- Objective: What follows is a listing to be transcribed exactly.

Stored data:
■ ■ ■
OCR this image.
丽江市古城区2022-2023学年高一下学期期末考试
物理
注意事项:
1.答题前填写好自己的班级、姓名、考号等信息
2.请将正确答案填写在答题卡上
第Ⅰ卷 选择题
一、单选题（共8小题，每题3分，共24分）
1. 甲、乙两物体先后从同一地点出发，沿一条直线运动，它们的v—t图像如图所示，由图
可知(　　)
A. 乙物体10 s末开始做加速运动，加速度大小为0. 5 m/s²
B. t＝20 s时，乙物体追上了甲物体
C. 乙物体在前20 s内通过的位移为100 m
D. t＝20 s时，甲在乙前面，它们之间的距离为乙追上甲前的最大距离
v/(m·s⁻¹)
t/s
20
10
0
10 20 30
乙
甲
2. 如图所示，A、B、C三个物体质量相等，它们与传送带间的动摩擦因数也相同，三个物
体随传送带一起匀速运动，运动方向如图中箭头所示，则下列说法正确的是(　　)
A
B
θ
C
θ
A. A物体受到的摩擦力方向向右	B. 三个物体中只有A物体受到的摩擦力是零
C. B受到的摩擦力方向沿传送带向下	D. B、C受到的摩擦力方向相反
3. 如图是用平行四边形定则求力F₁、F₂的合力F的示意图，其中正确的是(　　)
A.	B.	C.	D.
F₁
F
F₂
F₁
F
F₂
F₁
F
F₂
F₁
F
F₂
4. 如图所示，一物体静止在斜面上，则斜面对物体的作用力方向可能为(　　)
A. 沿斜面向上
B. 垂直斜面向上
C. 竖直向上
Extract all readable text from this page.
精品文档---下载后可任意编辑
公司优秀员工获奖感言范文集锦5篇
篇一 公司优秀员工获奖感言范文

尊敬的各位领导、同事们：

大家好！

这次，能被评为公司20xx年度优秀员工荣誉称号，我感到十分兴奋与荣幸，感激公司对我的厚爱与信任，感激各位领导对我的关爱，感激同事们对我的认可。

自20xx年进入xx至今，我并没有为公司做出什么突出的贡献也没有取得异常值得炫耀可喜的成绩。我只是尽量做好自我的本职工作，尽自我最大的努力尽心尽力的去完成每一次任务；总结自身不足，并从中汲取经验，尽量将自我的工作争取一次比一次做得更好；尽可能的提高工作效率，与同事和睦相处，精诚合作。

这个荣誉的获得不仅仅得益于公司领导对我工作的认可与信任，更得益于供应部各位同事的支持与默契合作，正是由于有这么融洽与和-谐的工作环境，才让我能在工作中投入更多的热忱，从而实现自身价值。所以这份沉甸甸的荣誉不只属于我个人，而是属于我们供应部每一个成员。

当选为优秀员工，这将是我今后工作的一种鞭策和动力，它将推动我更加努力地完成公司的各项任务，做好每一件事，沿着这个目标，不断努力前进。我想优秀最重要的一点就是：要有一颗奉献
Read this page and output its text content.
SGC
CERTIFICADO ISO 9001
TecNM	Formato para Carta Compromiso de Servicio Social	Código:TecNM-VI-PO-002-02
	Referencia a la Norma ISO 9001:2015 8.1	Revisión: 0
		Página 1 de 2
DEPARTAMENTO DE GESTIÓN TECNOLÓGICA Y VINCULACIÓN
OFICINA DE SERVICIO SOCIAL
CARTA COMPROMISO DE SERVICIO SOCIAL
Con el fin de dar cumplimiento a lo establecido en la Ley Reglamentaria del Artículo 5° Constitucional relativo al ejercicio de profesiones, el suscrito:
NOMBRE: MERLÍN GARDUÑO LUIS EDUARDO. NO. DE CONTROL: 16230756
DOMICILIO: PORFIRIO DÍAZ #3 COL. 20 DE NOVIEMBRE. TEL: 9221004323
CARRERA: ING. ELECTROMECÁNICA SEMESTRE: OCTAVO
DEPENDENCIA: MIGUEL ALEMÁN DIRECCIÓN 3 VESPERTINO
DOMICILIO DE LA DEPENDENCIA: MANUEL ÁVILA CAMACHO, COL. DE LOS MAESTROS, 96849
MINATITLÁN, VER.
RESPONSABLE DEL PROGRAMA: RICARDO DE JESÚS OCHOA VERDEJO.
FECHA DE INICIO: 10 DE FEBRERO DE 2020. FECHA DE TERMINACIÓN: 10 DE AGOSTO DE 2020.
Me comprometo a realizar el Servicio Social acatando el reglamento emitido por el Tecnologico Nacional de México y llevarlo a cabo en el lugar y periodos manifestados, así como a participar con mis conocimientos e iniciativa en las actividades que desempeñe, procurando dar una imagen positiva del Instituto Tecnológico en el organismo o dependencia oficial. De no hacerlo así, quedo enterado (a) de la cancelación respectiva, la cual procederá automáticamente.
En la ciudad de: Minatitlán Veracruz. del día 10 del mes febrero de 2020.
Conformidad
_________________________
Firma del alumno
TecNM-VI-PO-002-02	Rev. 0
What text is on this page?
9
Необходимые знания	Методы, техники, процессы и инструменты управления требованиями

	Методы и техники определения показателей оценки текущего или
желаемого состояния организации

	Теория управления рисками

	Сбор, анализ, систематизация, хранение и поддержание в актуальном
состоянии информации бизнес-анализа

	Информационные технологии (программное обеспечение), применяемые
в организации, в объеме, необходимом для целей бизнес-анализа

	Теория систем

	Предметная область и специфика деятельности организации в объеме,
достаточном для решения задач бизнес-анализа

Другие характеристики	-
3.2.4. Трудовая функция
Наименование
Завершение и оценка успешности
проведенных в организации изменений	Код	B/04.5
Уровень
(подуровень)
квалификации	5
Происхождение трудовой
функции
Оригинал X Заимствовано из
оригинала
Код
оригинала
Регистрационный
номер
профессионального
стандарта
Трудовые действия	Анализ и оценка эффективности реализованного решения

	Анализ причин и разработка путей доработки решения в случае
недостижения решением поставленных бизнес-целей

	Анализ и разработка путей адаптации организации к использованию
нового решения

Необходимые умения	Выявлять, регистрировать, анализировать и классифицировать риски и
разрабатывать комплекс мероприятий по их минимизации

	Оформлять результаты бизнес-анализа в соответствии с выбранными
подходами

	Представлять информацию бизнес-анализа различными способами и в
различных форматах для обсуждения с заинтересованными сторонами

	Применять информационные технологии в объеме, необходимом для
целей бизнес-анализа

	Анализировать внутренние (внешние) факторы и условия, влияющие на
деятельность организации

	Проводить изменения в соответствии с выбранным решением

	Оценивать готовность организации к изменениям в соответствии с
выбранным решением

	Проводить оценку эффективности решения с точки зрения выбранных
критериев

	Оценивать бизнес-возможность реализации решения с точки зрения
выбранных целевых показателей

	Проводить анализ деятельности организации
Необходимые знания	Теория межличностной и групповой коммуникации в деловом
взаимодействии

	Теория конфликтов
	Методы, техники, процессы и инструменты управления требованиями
■ ■ ■
- Correct answer:
OCR this image.
丽江市古城区2022-2023学年高一下学期期末考试
物理
注意事项:
1.答题前填写好自己的班级、姓名、考号等信息
2.请将正确答案填写在答题卡上
第Ⅰ卷 选择题
一、单选题（共8小题，每题3分，共24分）
1. 甲、乙两物体先后从同一地点出发，沿一条直线运动，它们的v—t图像如图所示，由图
可知(　　)
A. 乙物体10 s末开始做加速运动，加速度大小为0. 5 m/s²
B. t＝20 s时，乙物体追上了甲物体
C. 乙物体在前20 s内通过的位移为100 m
D. t＝20 s时，甲在乙前面，它们之间的距离为乙追上甲前的最大距离
v/(m·s⁻¹)
t/s
20
10
0
10 20 30
乙
甲
2. 如图所示，A、B、C三个物体质量相等，它们与传送带间的动摩擦因数也相同，三个物
体随传送带一起匀速运动，运动方向如图中箭头所示，则下列说法正确的是(　　)
A
B
θ
C
θ
A. A物体受到的摩擦力方向向右	B. 三个物体中只有A物体受到的摩擦力是零
C. B受到的摩擦力方向沿传送带向下	D. B、C受到的摩擦力方向相反
3. 如图是用平行四边形定则求力F₁、F₂的合力F的示意图，其中正确的是(　　)
A.	B.	C.	D.
F₁
F
F₂
F₁
F
F₂
F₁
F
F₂
F₁
F
F₂
4. 如图所示，一物体静止在斜面上，则斜面对物体的作用力方向可能为(　　)
A. 沿斜面向上
B. 垂直斜面向上
C. 竖直向上
Extract all readable text from this page.
精品文档---下载后可任意编辑
公司优秀员工获奖感言范文集锦5篇
篇一 公司优秀员工获奖感言范文

尊敬的各位领导、同事们：

大家好！

这次，能被评为公司20xx年度优秀员工荣誉称号，我感到十分兴奋与荣幸，感激公司对我的厚爱与信任，感激各位领导对我的关爱，感激同事们对我的认可。

自20xx年进入xx至今，我并没有为公司做出什么突出的贡献也没有取得异常值得炫耀可喜的成绩。我只是尽量做好自我的本职工作，尽自我最大的努力尽心尽力的去完成每一次任务；总结自身不足，并从中汲取经验，尽量将自我的工作争取一次比一次做得更好；尽可能的提高工作效率，与同事和睦相处，精诚合作。

这个荣誉的获得不仅仅得益于公司领导对我工作的认可与信任，更得益于供应部各位同事的支持与默契合作，正是由于有这么融洽与和-谐的工作环境，才让我能在工作中投入更多的热忱，从而实现自身价值。所以这份沉甸甸的荣誉不只属于我个人，而是属于我们供应部每一个成员。

当选为优秀员工，这将是我今后工作的一种鞭策和动力，它将推动我更加努力地完成公司的各项任务，做好每一件事，沿着这个目标，不断努力前进。我想优秀最重要的一点就是：要有一颗奉献
Read this page and output its text content.
SGC
CERTIFICADO ISO 9001
TecNM	Formato para Carta Compromiso de Servicio Social	Código:TecNM-VI-PO-002-02
	Referencia a la Norma ISO 9001:2015 8.1	Revisión: 0
		Página 1 de 2
DEPARTAMENTO DE GESTIÓN TECNOLÓGICA Y VINCULACIÓN
OFICINA DE SERVICIO SOCIAL
CARTA COMPROMISO DE SERVICIO SOCIAL
Con el fin de dar cumplimiento a lo establecido en la Ley Reglamentaria del Artículo 5° Constitucional relativo al ejercicio de profesiones, el suscrito:
NOMBRE: MERLÍN GARDUÑO LUIS EDUARDO. NO. DE CONTROL: 16230756
DOMICILIO: PORFIRIO DÍAZ #3 COL. 20 DE NOVIEMBRE. TEL: 9221004323
CARRERA: ING. ELECTROMECÁNICA SEMESTRE: OCTAVO
DEPENDENCIA: MIGUEL ALEMÁN DIRECCIÓN 3 VESPERTINO
DOMICILIO DE LA DEPENDENCIA: MANUEL ÁVILA CAMACHO, COL. DE LOS MAESTROS, 96849
MINATITLÁN, VER.
RESPONSABLE DEL PROGRAMA: RICARDO DE JESÚS OCHOA VERDEJO.
FECHA DE INICIO: 10 DE FEBRERO DE 2020. FECHA DE TERMINACIÓN: 10 DE AGOSTO DE 2020.
Me comprometo a realizar el Servicio Social acatando el reglamento emitido por el Tecnologico Nacional de México y llevarlo a cabo en el lugar y periodos manifestados, así como a participar con mis conocimientos e iniciativa en las actividades que desempeñe, procurando dar una imagen positiva del Instituto Tecnológico en el organismo o dependencia oficial. De no hacerlo así, quedo enterado (a) de la cancelación respectiva, la cual procederá automáticamente.
En la ciudad de: Minatitlán Veracruz. del día 10 del mes febrero de 2020.
Conformidad
_________________________
Firma del alumno
TecNM-VI-PO-002-02	Rev. 0
What text is on this page?
9
Необходимые знания	Методы, техники, процессы и инструменты управления требованиями

	Методы и техники определения показателей оценки текущего или
желаемого состояния организации

	Теория управления рисками

	Сбор, анализ, систематизация, хранение и поддержание в актуальном
состоянии информации бизнес-анализа

	Информационные технологии (программное обеспечение), применяемые
в организации, в объеме, необходимом для целей бизнес-анализа

	Теория систем

	Предметная область и специфика деятельности организации в объеме,
достаточном для решения задач бизнес-анализа

Другие характеристики	-
3.2.4. Трудовая функция
Наименование
Завершение и оценка успешности
проведенных в организации изменений	Код	B/04.5
Уровень
(подуровень)
квалификации	5
Происхождение трудовой
функции
Оригинал X Заимствовано из
оригинала
Код
оригинала
Регистрационный
номер
профессионального
стандарта
Трудовые действия	Анализ и оценка эффективности реализованного решения

	Анализ причин и разработка путей доработки решения в случае
недостижения решением поставленных бизнес-целей

	Анализ и разработка путей адаптации организации к использованию
нового решения

Необходимые умения	Выявлять, регистрировать, анализировать и классифицировать риски и
разрабатывать комплекс мероприятий по их минимизации

	Оформлять результаты бизнес-анализа в соответствии с выбранными
подходами

	Представлять информацию бизнес-анализа различными способами и в
различных форматах для обсуждения с заинтересованными сторонами

	Применять информационные технологии в объеме, необходимом для
целей бизнес-анализа

	Анализировать внутренние (внешние) факторы и условия, влияющие на
деятельность организации

	Проводить изменения в соответствии с выбранным решением

	Оценивать готовность организации к изменениям в соответствии с
выбранным решением

	Проводить оценку эффективности решения с точки зрения выбранных
критериев

	Оценивать бизнес-возможность реализации решения с точки зрения
выбранных целевых показателей

	Проводить анализ деятельности организации
Необходимые знания	Теория межличностной и групповой коммуникации в деловом
взаимодействии

	Теория конфликтов
	Методы, техники, процессы и инструменты управления требованиями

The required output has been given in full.